Could you write out the records below exactly as they appear, leaving out any pictures?

____ Data to use

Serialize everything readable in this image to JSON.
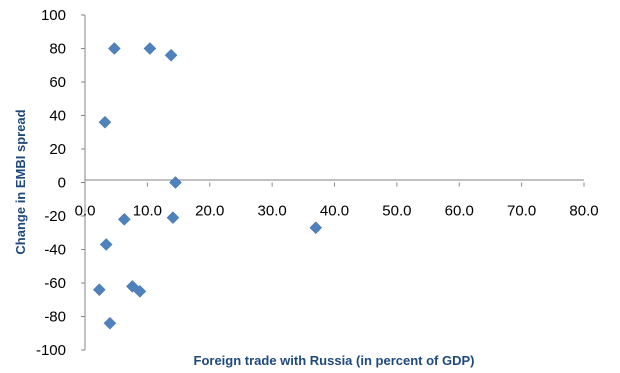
{
  "colors": {
    "marker": "#4F81BD",
    "axis": "#868686",
    "axis_title": "#1F497D"
  },
  "chart_data": {
    "type": "scatter",
    "title": "",
    "xlabel": "Foreign trade with Russia (in percent of GDP)",
    "ylabel": "Change in EMBI spread",
    "xlim": [
      0,
      80
    ],
    "ylim": [
      -100,
      100
    ],
    "x_ticks": [
      "0.0",
      "10.0",
      "20.0",
      "30.0",
      "40.0",
      "50.0",
      "60.0",
      "70.0",
      "80.0"
    ],
    "y_ticks": [
      "100",
      "80",
      "60",
      "40",
      "20",
      "0",
      "-20",
      "-40",
      "-60",
      "-80",
      "-100"
    ],
    "grid": false,
    "legend": "none",
    "marker": "diamond",
    "points": [
      {
        "x": 4.7,
        "y": 80
      },
      {
        "x": 10.4,
        "y": 80
      },
      {
        "x": 13.8,
        "y": 76
      },
      {
        "x": 3.2,
        "y": 36
      },
      {
        "x": 14.5,
        "y": 0
      },
      {
        "x": 6.3,
        "y": -22
      },
      {
        "x": 14.1,
        "y": -21
      },
      {
        "x": 37.0,
        "y": -27
      },
      {
        "x": 3.4,
        "y": -37
      },
      {
        "x": 2.3,
        "y": -64
      },
      {
        "x": 7.6,
        "y": -62
      },
      {
        "x": 8.8,
        "y": -65
      },
      {
        "x": 4.0,
        "y": -84
      }
    ]
  }
}
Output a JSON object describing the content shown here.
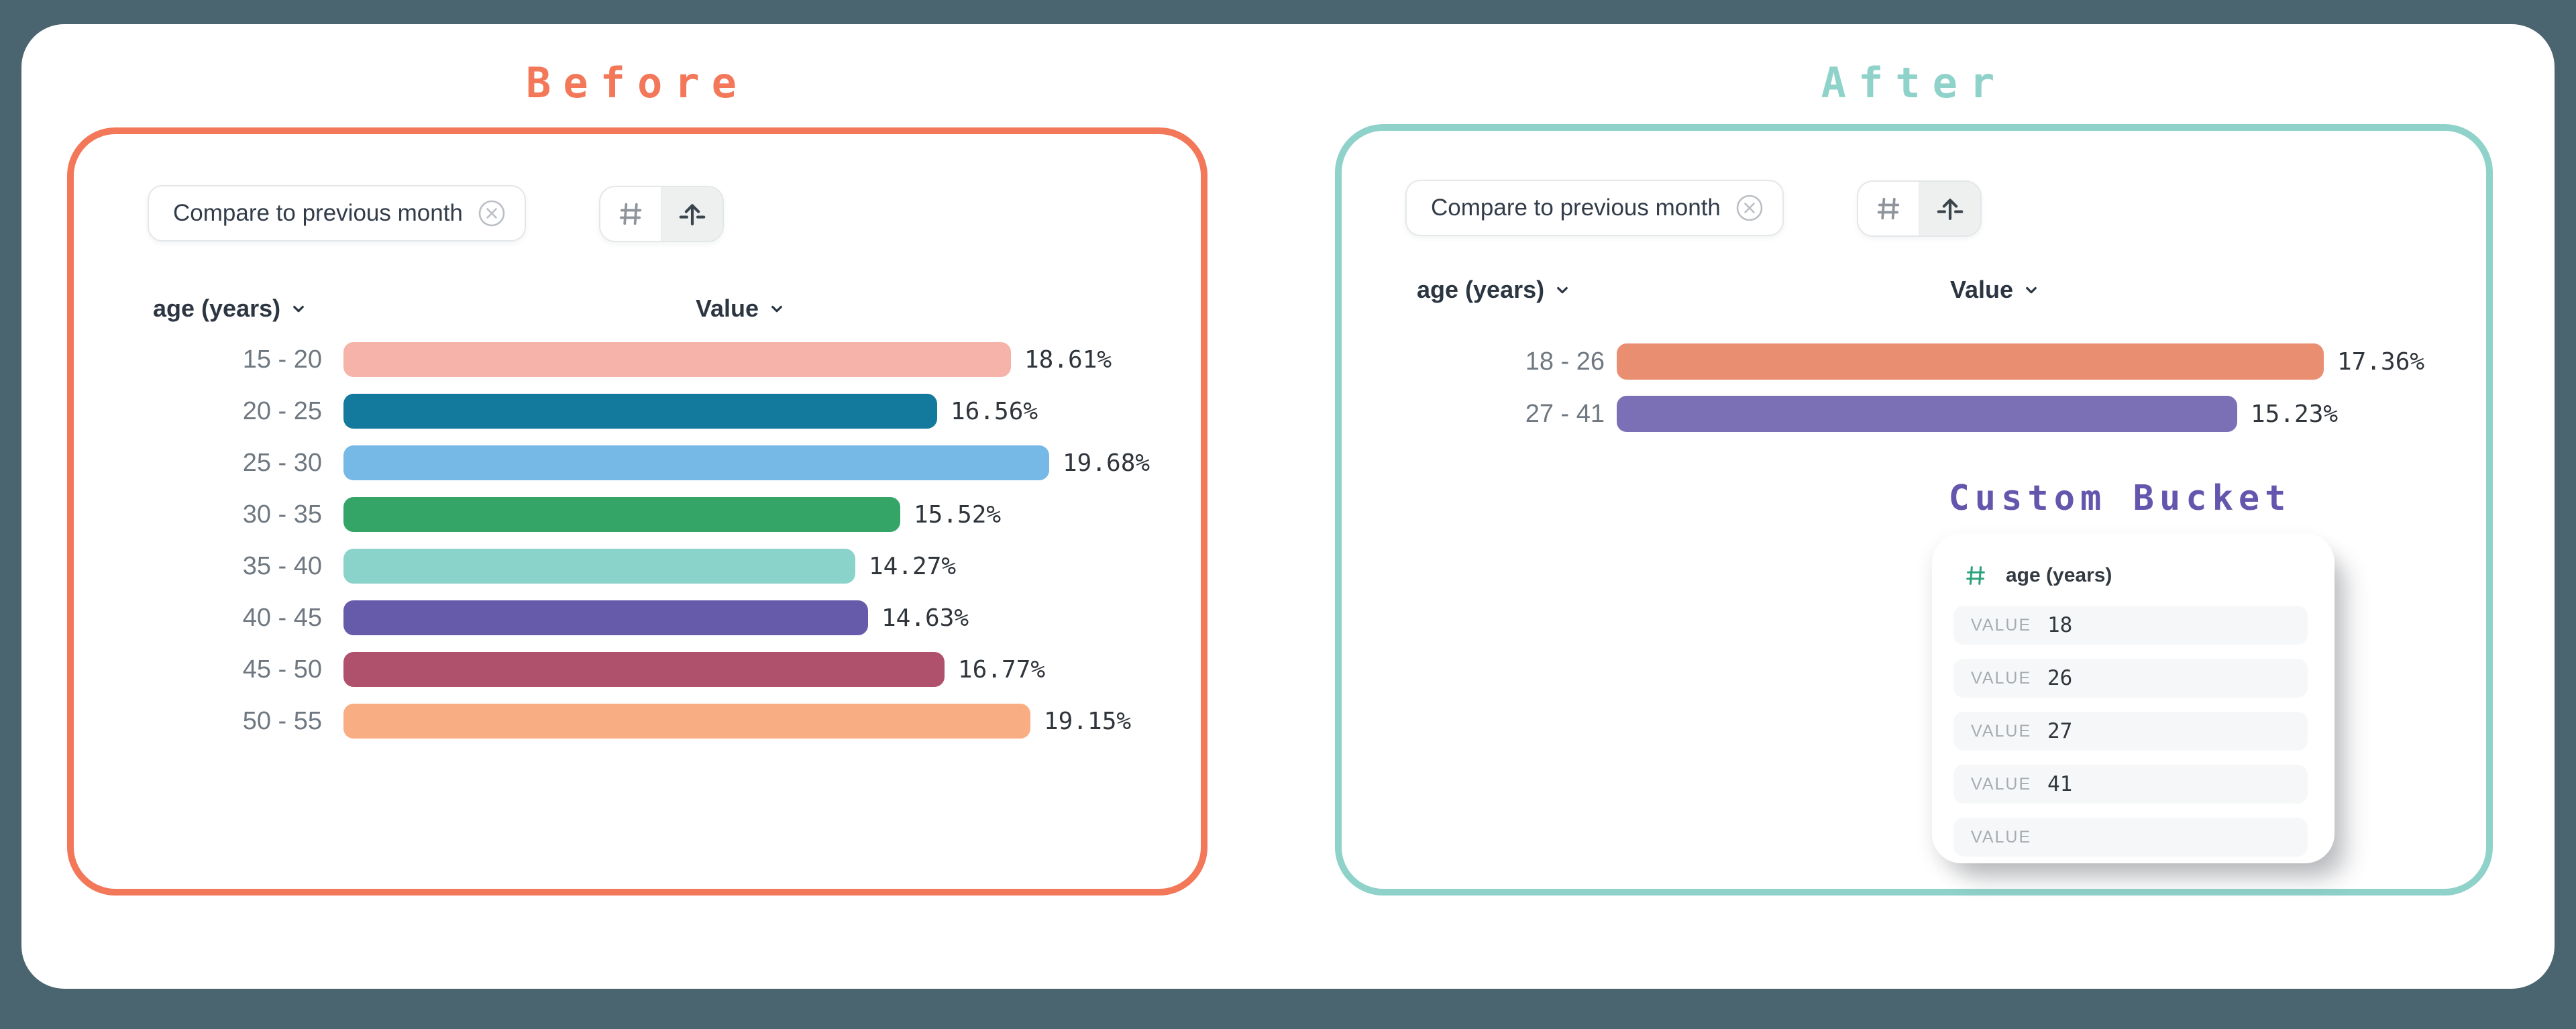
{
  "panels": {
    "before": {
      "title": "Before",
      "accent_color": "#f3785a",
      "chip": {
        "label": "Compare to previous month",
        "dismiss_icon": "circle-x-icon"
      },
      "toolbar": {
        "hash_button": "numeric-bucket",
        "spread_button": "custom-bucket",
        "selected": "spread_button"
      },
      "dimension_header": "age (years)",
      "measure_header": "Value"
    },
    "after": {
      "title": "After",
      "accent_color": "#8fd2ca",
      "chip": {
        "label": "Compare to previous month",
        "dismiss_icon": "circle-x-icon"
      },
      "toolbar": {
        "hash_button": "numeric-bucket",
        "spread_button": "custom-bucket",
        "selected": "spread_button"
      },
      "dimension_header": "age (years)",
      "measure_header": "Value",
      "custom_bucket": {
        "title": "Custom Bucket",
        "title_color": "#6456ad",
        "field_name": "age (years)",
        "field_icon": "hash-icon",
        "field_icon_color": "#2ba27c",
        "rows": [
          {
            "label": "VALUE",
            "value": "18"
          },
          {
            "label": "VALUE",
            "value": "26"
          },
          {
            "label": "VALUE",
            "value": "27"
          },
          {
            "label": "VALUE",
            "value": "41"
          },
          {
            "label": "VALUE",
            "value": ""
          }
        ]
      }
    }
  },
  "chart_data": [
    {
      "id": "before",
      "type": "bar",
      "orientation": "horizontal",
      "title": "Before",
      "xlabel": "Value",
      "ylabel": "age (years)",
      "categories": [
        "15 - 20",
        "20 - 25",
        "25 - 30",
        "30 - 35",
        "35 - 40",
        "40 - 45",
        "45 - 50",
        "50 - 55"
      ],
      "values": [
        18.61,
        16.56,
        19.68,
        15.52,
        14.27,
        14.63,
        16.77,
        19.15
      ],
      "value_labels": [
        "18.61%",
        "16.56%",
        "19.68%",
        "15.52%",
        "14.27%",
        "14.63%",
        "16.77%",
        "19.15%"
      ],
      "colors": [
        "#f6b3aa",
        "#147a9d",
        "#76b9e6",
        "#34a567",
        "#8ad3ca",
        "#665aab",
        "#af506c",
        "#f9ad83"
      ]
    },
    {
      "id": "after",
      "type": "bar",
      "orientation": "horizontal",
      "title": "After",
      "xlabel": "Value",
      "ylabel": "age (years)",
      "categories": [
        "18 - 26",
        "27 - 41"
      ],
      "values": [
        17.36,
        15.23
      ],
      "value_labels": [
        "17.36%",
        "15.23%"
      ],
      "colors": [
        "#e98e71",
        "#7b70b5"
      ]
    }
  ]
}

________

* **The solution**:
Serialize everything readable in this image to JSON.
{
  "colors": {
    "marker": "#4F81BD",
    "axis": "#868686",
    "axis_title": "#1F497D"
  },
  "chart_data": {
    "type": "scatter",
    "title": "",
    "xlabel": "Foreign trade with Russia (in percent of GDP)",
    "ylabel": "Change in EMBI spread",
    "xlim": [
      0,
      80
    ],
    "ylim": [
      -100,
      100
    ],
    "x_ticks": [
      "0.0",
      "10.0",
      "20.0",
      "30.0",
      "40.0",
      "50.0",
      "60.0",
      "70.0",
      "80.0"
    ],
    "y_ticks": [
      "100",
      "80",
      "60",
      "40",
      "20",
      "0",
      "-20",
      "-40",
      "-60",
      "-80",
      "-100"
    ],
    "grid": false,
    "legend": "none",
    "marker": "diamond",
    "points": [
      {
        "x": 4.7,
        "y": 80
      },
      {
        "x": 10.4,
        "y": 80
      },
      {
        "x": 13.8,
        "y": 76
      },
      {
        "x": 3.2,
        "y": 36
      },
      {
        "x": 14.5,
        "y": 0
      },
      {
        "x": 6.3,
        "y": -22
      },
      {
        "x": 14.1,
        "y": -21
      },
      {
        "x": 37.0,
        "y": -27
      },
      {
        "x": 3.4,
        "y": -37
      },
      {
        "x": 2.3,
        "y": -64
      },
      {
        "x": 7.6,
        "y": -62
      },
      {
        "x": 8.8,
        "y": -65
      },
      {
        "x": 4.0,
        "y": -84
      }
    ]
  }
}
Output a JSON object describing the content shown here.
{
  "panels": {
    "before": {
      "title": "Before",
      "accent_color": "#f3785a",
      "chip": {
        "label": "Compare to previous month",
        "dismiss_icon": "circle-x-icon"
      },
      "toolbar": {
        "hash_button": "numeric-bucket",
        "spread_button": "custom-bucket",
        "selected": "spread_button"
      },
      "dimension_header": "age (years)",
      "measure_header": "Value"
    },
    "after": {
      "title": "After",
      "accent_color": "#8fd2ca",
      "chip": {
        "label": "Compare to previous month",
        "dismiss_icon": "circle-x-icon"
      },
      "toolbar": {
        "hash_button": "numeric-bucket",
        "spread_button": "custom-bucket",
        "selected": "spread_button"
      },
      "dimension_header": "age (years)",
      "measure_header": "Value",
      "custom_bucket": {
        "title": "Custom Bucket",
        "title_color": "#6456ad",
        "field_name": "age (years)",
        "field_icon": "hash-icon",
        "field_icon_color": "#2ba27c",
        "rows": [
          {
            "label": "VALUE",
            "value": "18"
          },
          {
            "label": "VALUE",
            "value": "26"
          },
          {
            "label": "VALUE",
            "value": "27"
          },
          {
            "label": "VALUE",
            "value": "41"
          },
          {
            "label": "VALUE",
            "value": ""
          }
        ]
      }
    }
  },
  "chart_data": [
    {
      "id": "before",
      "type": "bar",
      "orientation": "horizontal",
      "title": "Before",
      "xlabel": "Value",
      "ylabel": "age (years)",
      "categories": [
        "15 - 20",
        "20 - 25",
        "25 - 30",
        "30 - 35",
        "35 - 40",
        "40 - 45",
        "45 - 50",
        "50 - 55"
      ],
      "values": [
        18.61,
        16.56,
        19.68,
        15.52,
        14.27,
        14.63,
        16.77,
        19.15
      ],
      "value_labels": [
        "18.61%",
        "16.56%",
        "19.68%",
        "15.52%",
        "14.27%",
        "14.63%",
        "16.77%",
        "19.15%"
      ],
      "colors": [
        "#f6b3aa",
        "#147a9d",
        "#76b9e6",
        "#34a567",
        "#8ad3ca",
        "#665aab",
        "#af506c",
        "#f9ad83"
      ]
    },
    {
      "id": "after",
      "type": "bar",
      "orientation": "horizontal",
      "title": "After",
      "xlabel": "Value",
      "ylabel": "age (years)",
      "categories": [
        "18 - 26",
        "27 - 41"
      ],
      "values": [
        17.36,
        15.23
      ],
      "value_labels": [
        "17.36%",
        "15.23%"
      ],
      "colors": [
        "#e98e71",
        "#7b70b5"
      ]
    }
  ]
}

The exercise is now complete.